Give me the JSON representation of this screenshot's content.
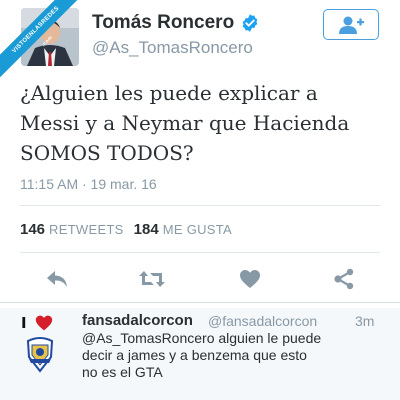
{
  "watermark": {
    "line1": "VISTOENLASREDES",
    "line2": ".com"
  },
  "author": {
    "name": "Tomás Roncero",
    "handle": "@As_TomasRoncero",
    "verified": true,
    "follow_icon": "add-user-icon"
  },
  "tweet": {
    "text": "¿Alguien les puede explicar a\nMessi y a Neymar que Hacienda\nSOMOS TODOS?",
    "timestamp": "11:15 AM · 19 mar. 16",
    "retweets_count": "146",
    "retweets_label": "RETWEETS",
    "likes_count": "184",
    "likes_label": "ME GUSTA"
  },
  "actions": [
    "reply-icon",
    "retweet-icon",
    "like-icon",
    "share-icon"
  ],
  "reply": {
    "prefix": "I",
    "name": "fansadalcorcon",
    "handle": "@fansadalcorcon",
    "time": "3m",
    "text": "@As_TomasRoncero alguien le puede\ndecir a james y a benzema que esto\nno es el GTA"
  },
  "colors": {
    "accent": "#1da1f2",
    "muted": "#8899a6",
    "text": "#292f33",
    "heart": "#e0245e"
  }
}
^^^^^^^^^^^^^^^^
Without including the pictures, reproduce all entries exactly.

Give me the JSON representation of this screenshot's content.
{
  "watermark": {
    "line1": "VISTOENLASREDES",
    "line2": ".com"
  },
  "author": {
    "name": "Tomás Roncero",
    "handle": "@As_TomasRoncero",
    "verified": true,
    "follow_icon": "add-user-icon"
  },
  "tweet": {
    "text": "¿Alguien les puede explicar a\nMessi y a Neymar que Hacienda\nSOMOS TODOS?",
    "timestamp": "11:15 AM · 19 mar. 16",
    "retweets_count": "146",
    "retweets_label": "RETWEETS",
    "likes_count": "184",
    "likes_label": "ME GUSTA"
  },
  "actions": [
    "reply-icon",
    "retweet-icon",
    "like-icon",
    "share-icon"
  ],
  "reply": {
    "prefix": "I",
    "name": "fansadalcorcon",
    "handle": "@fansadalcorcon",
    "time": "3m",
    "text": "@As_TomasRoncero alguien le puede\ndecir a james y a benzema que esto\nno es el GTA"
  },
  "colors": {
    "accent": "#1da1f2",
    "muted": "#8899a6",
    "text": "#292f33",
    "heart": "#e0245e"
  }
}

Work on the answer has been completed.